- _What the task requires_: Look through the material and copy each line holding "marker".

[Figure dataset records]
·····

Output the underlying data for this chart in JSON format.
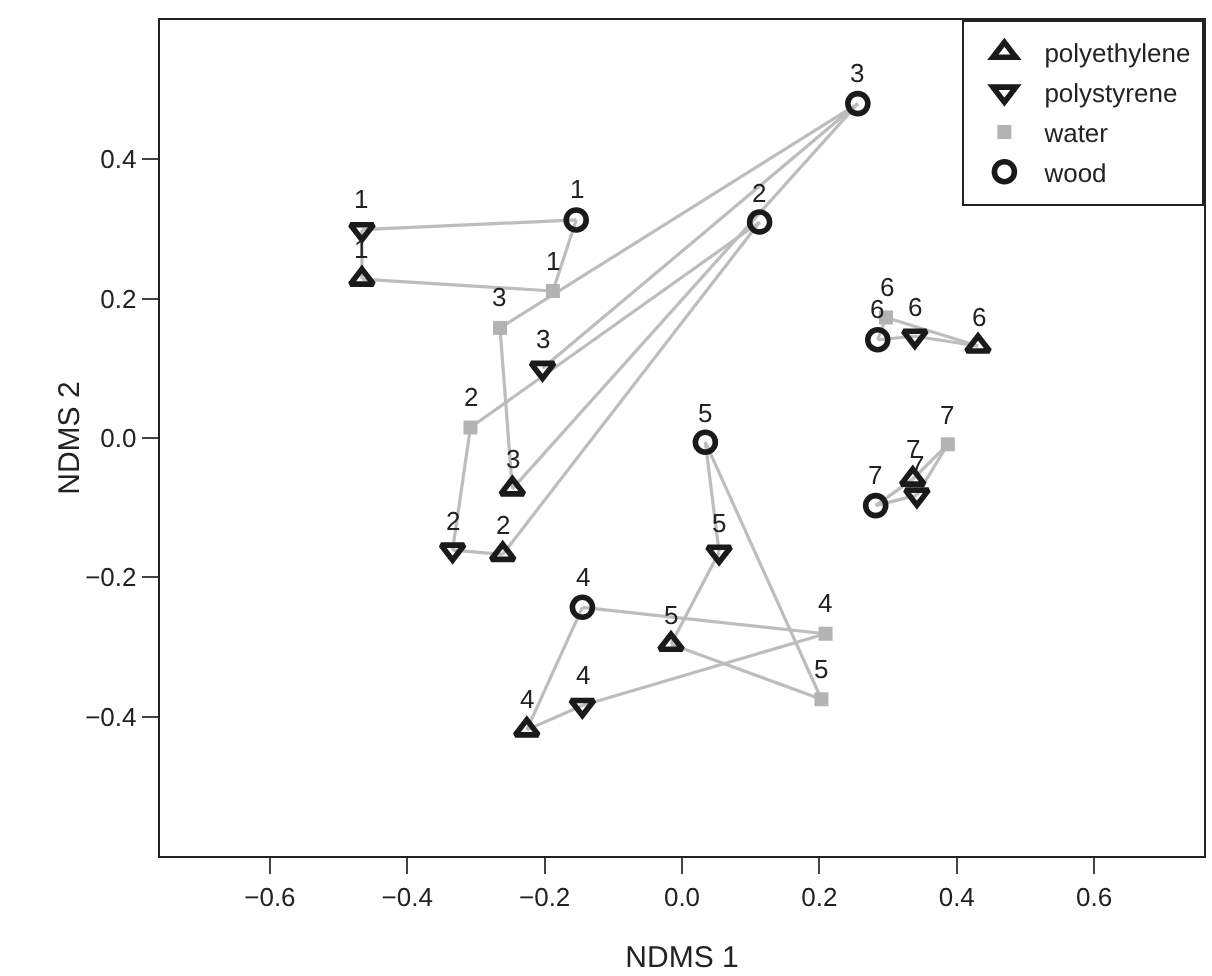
{
  "chart_data": {
    "type": "scatter",
    "xlabel": "NDMS 1",
    "ylabel": "NDMS 2",
    "xlim": [
      -0.76,
      0.76
    ],
    "ylim": [
      -0.6,
      0.6
    ],
    "xticks": [
      {
        "value": -0.6,
        "label": "−0.6"
      },
      {
        "value": -0.4,
        "label": "−0.4"
      },
      {
        "value": -0.2,
        "label": "−0.2"
      },
      {
        "value": 0,
        "label": "0.0"
      },
      0.2,
      0.4,
      0.6
    ],
    "yticks": [
      {
        "value": -0.4,
        "label": "−0.4"
      },
      {
        "value": -0.2,
        "label": "−0.2"
      },
      {
        "value": 0,
        "label": "0.0"
      },
      0.2,
      0.4
    ],
    "grid": false,
    "legend": "top right",
    "series": [
      {
        "type": "line",
        "color": "#bdbdbd",
        "x": [
          -0.466,
          -0.154
        ],
        "values": [
          0.299,
          0.313
        ]
      },
      {
        "type": "line",
        "color": "#bdbdbd",
        "x": [
          -0.188,
          -0.154
        ],
        "values": [
          0.211,
          0.313
        ]
      },
      {
        "type": "line",
        "color": "#bdbdbd",
        "x": [
          -0.466,
          -0.188
        ],
        "values": [
          0.228,
          0.211
        ]
      },
      {
        "type": "line",
        "color": "#bdbdbd",
        "x": [
          -0.466,
          -0.466
        ],
        "values": [
          0.228,
          0.299
        ]
      },
      {
        "type": "line",
        "color": "#bdbdbd",
        "x": [
          -0.334,
          -0.261
        ],
        "values": [
          -0.161,
          -0.167
        ]
      },
      {
        "type": "line",
        "color": "#bdbdbd",
        "x": [
          -0.334,
          -0.308
        ],
        "values": [
          -0.161,
          0.015
        ]
      },
      {
        "type": "line",
        "color": "#bdbdbd",
        "x": [
          -0.308,
          0.113
        ],
        "values": [
          0.015,
          0.31
        ]
      },
      {
        "type": "line",
        "color": "#bdbdbd",
        "x": [
          -0.261,
          0.113
        ],
        "values": [
          -0.167,
          0.31
        ]
      },
      {
        "type": "line",
        "color": "#bdbdbd",
        "x": [
          -0.265,
          -0.247
        ],
        "values": [
          0.158,
          -0.073
        ]
      },
      {
        "type": "line",
        "color": "#bdbdbd",
        "x": [
          -0.265,
          0.256
        ],
        "values": [
          0.158,
          0.48
        ]
      },
      {
        "type": "line",
        "color": "#bdbdbd",
        "x": [
          -0.247,
          0.256
        ],
        "values": [
          -0.073,
          0.48
        ]
      },
      {
        "type": "line",
        "color": "#bdbdbd",
        "x": [
          -0.203,
          0.256
        ],
        "values": [
          0.1,
          0.48
        ]
      },
      {
        "type": "line",
        "color": "#bdbdbd",
        "x": [
          -0.226,
          -0.145
        ],
        "values": [
          -0.419,
          -0.243
        ]
      },
      {
        "type": "line",
        "color": "#bdbdbd",
        "x": [
          -0.226,
          -0.145
        ],
        "values": [
          -0.419,
          -0.384
        ]
      },
      {
        "type": "line",
        "color": "#bdbdbd",
        "x": [
          -0.145,
          0.209
        ],
        "values": [
          -0.384,
          -0.281
        ]
      },
      {
        "type": "line",
        "color": "#bdbdbd",
        "x": [
          -0.145,
          0.209
        ],
        "values": [
          -0.243,
          -0.281
        ]
      },
      {
        "type": "line",
        "color": "#bdbdbd",
        "x": [
          -0.016,
          0.054
        ],
        "values": [
          -0.296,
          -0.164
        ]
      },
      {
        "type": "line",
        "color": "#bdbdbd",
        "x": [
          0.034,
          0.054
        ],
        "values": [
          -0.006,
          -0.164
        ]
      },
      {
        "type": "line",
        "color": "#bdbdbd",
        "x": [
          0.034,
          0.203
        ],
        "values": [
          -0.006,
          -0.375
        ]
      },
      {
        "type": "line",
        "color": "#bdbdbd",
        "x": [
          -0.016,
          0.203
        ],
        "values": [
          -0.296,
          -0.375
        ]
      },
      {
        "type": "line",
        "color": "#bdbdbd",
        "x": [
          0.285,
          0.339
        ],
        "values": [
          0.141,
          0.146
        ]
      },
      {
        "type": "line",
        "color": "#bdbdbd",
        "x": [
          0.339,
          0.431
        ],
        "values": [
          0.146,
          0.132
        ]
      },
      {
        "type": "line",
        "color": "#bdbdbd",
        "x": [
          0.297,
          0.431
        ],
        "values": [
          0.173,
          0.132
        ]
      },
      {
        "type": "line",
        "color": "#bdbdbd",
        "x": [
          0.285,
          0.297
        ],
        "values": [
          0.141,
          0.173
        ]
      },
      {
        "type": "line",
        "color": "#bdbdbd",
        "x": [
          0.282,
          0.336
        ],
        "values": [
          -0.097,
          -0.059
        ]
      },
      {
        "type": "line",
        "color": "#bdbdbd",
        "x": [
          0.336,
          0.387
        ],
        "values": [
          -0.059,
          -0.009
        ]
      },
      {
        "type": "line",
        "color": "#bdbdbd",
        "x": [
          0.342,
          0.387
        ],
        "values": [
          -0.082,
          -0.009
        ]
      },
      {
        "type": "line",
        "color": "#bdbdbd",
        "x": [
          0.282,
          0.342
        ],
        "values": [
          -0.097,
          -0.082
        ]
      },
      {
        "name": "polyethylene",
        "color": "#1a1a1a",
        "marker": "triangle",
        "x": [
          -0.466,
          -0.261,
          -0.247,
          -0.226,
          -0.016,
          0.431,
          0.336
        ],
        "values": [
          0.228,
          -0.167,
          -0.073,
          -0.419,
          -0.296,
          0.132,
          -0.059
        ]
      },
      {
        "name": "polystyrene",
        "color": "#1a1a1a",
        "marker": "triangle-down",
        "x": [
          -0.466,
          -0.334,
          -0.203,
          -0.145,
          0.054,
          0.339,
          0.342
        ],
        "values": [
          0.299,
          -0.161,
          0.1,
          -0.384,
          -0.164,
          0.146,
          -0.082
        ]
      },
      {
        "name": "water",
        "color": "#b3b3b3",
        "marker": "square",
        "x": [
          -0.188,
          -0.308,
          -0.265,
          0.209,
          0.203,
          0.297,
          0.387
        ],
        "values": [
          0.211,
          0.015,
          0.158,
          -0.281,
          -0.375,
          0.173,
          -0.009
        ]
      },
      {
        "name": "wood",
        "color": "#1a1a1a",
        "marker": "circle",
        "x": [
          -0.154,
          0.113,
          0.256,
          -0.145,
          0.034,
          0.285,
          0.282
        ],
        "values": [
          0.313,
          0.31,
          0.48,
          -0.243,
          -0.006,
          0.141,
          -0.097
        ]
      }
    ],
    "annotations": [
      {
        "text": "1",
        "x": -0.466,
        "y": 0.228
      },
      {
        "text": "2",
        "x": -0.261,
        "y": -0.167
      },
      {
        "text": "3",
        "x": -0.247,
        "y": -0.073
      },
      {
        "text": "4",
        "x": -0.226,
        "y": -0.419
      },
      {
        "text": "5",
        "x": -0.016,
        "y": -0.296
      },
      {
        "text": "6",
        "x": 0.431,
        "y": 0.132
      },
      {
        "text": "7",
        "x": 0.336,
        "y": -0.059
      },
      {
        "text": "1",
        "x": -0.466,
        "y": 0.299
      },
      {
        "text": "2",
        "x": -0.334,
        "y": -0.161
      },
      {
        "text": "3",
        "x": -0.203,
        "y": 0.1
      },
      {
        "text": "4",
        "x": -0.145,
        "y": -0.384
      },
      {
        "text": "5",
        "x": 0.054,
        "y": -0.164
      },
      {
        "text": "6",
        "x": 0.339,
        "y": 0.146
      },
      {
        "text": "7",
        "x": 0.342,
        "y": -0.082
      },
      {
        "text": "1",
        "x": -0.188,
        "y": 0.211
      },
      {
        "text": "2",
        "x": -0.308,
        "y": 0.015
      },
      {
        "text": "3",
        "x": -0.265,
        "y": 0.158
      },
      {
        "text": "4",
        "x": 0.209,
        "y": -0.281
      },
      {
        "text": "5",
        "x": 0.203,
        "y": -0.375
      },
      {
        "text": "6",
        "x": 0.297,
        "y": 0.173
      },
      {
        "text": "7",
        "x": 0.387,
        "y": -0.009
      },
      {
        "text": "1",
        "x": -0.154,
        "y": 0.313
      },
      {
        "text": "2",
        "x": 0.113,
        "y": 0.31
      },
      {
        "text": "3",
        "x": 0.256,
        "y": 0.48
      },
      {
        "text": "4",
        "x": -0.145,
        "y": -0.243
      },
      {
        "text": "5",
        "x": 0.034,
        "y": -0.006
      },
      {
        "text": "6",
        "x": 0.285,
        "y": 0.141
      },
      {
        "text": "7",
        "x": 0.282,
        "y": -0.097
      }
    ]
  }
}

·····

- _Final result_:
        "marker": "triangle",
        "marker": "triangle-down",
        "marker": "square",
        "marker": "circle",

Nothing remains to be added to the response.